Directive → Below is a listing to write out in full, exactly as given, without its pictures.

— BEGIN Entries —

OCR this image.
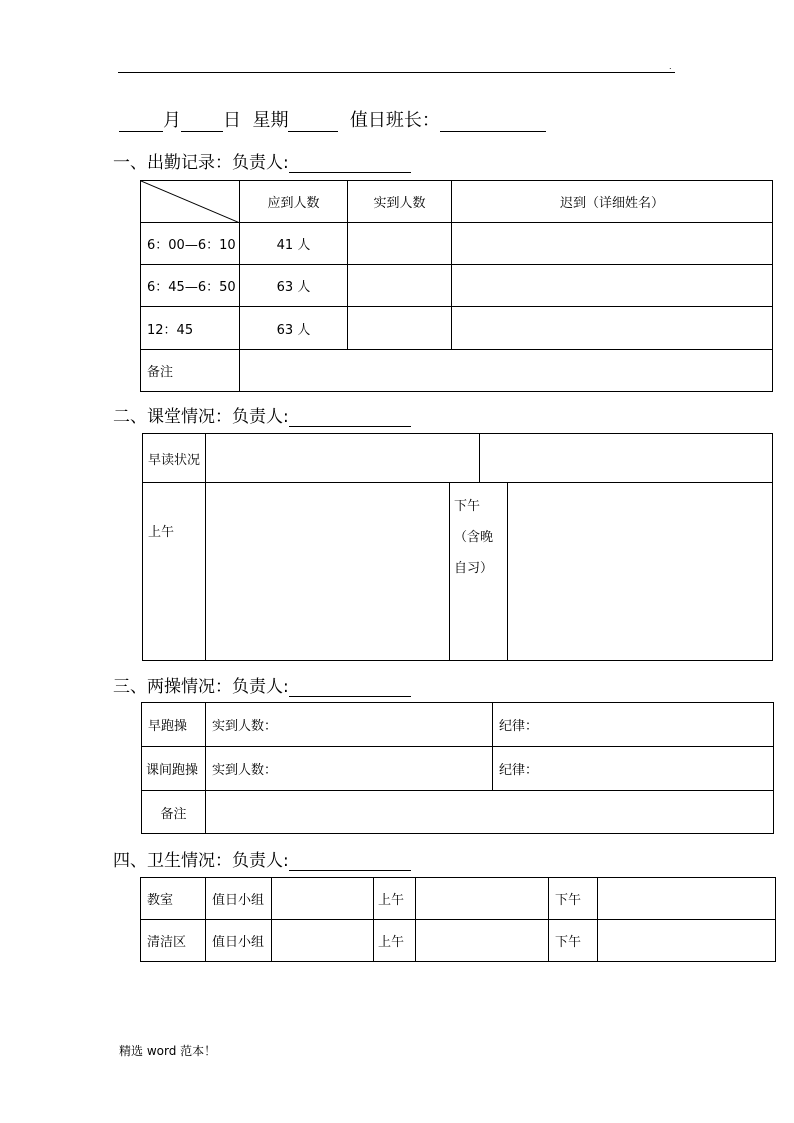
.
月 日 星期	值日班长：
一、出勤记录：负责人:
	应到人数	实到人数	迟到（详细姓名）
6：00—6：10	41 人		
6：45—6：50	63 人		
12：45	63 人		
备注			
二、课堂情况：负责人:
早读状况				
上午		下午
（含晚
自习）		

三、两操情况：负责人:
早跑操	实到人数：	纪律：
课间跑操	实到人数：	纪律：
备注		
四、卫生情况：负责人:
教室	值日小组		上午		下午	
清洁区	值日小组		上午		下午	
精选 word 范本！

— END Entries —

Result →
OCR this image.
.
月 日 星期	值日班长：
一、出勤记录：负责人:
	应到人数	实到人数	迟到（详细姓名）
6：00—6：10	41 人		
6：45—6：50	63 人		
12：45	63 人		
备注			
二、课堂情况：负责人:
早读状况				
上午		下午
（含晚
自习）		

三、两操情况：负责人:
早跑操	实到人数：	纪律：
课间跑操	实到人数：	纪律：
备注		
四、卫生情况：负责人:
教室	值日小组		上午		下午	
清洁区	值日小组		上午		下午	
精选 word 范本！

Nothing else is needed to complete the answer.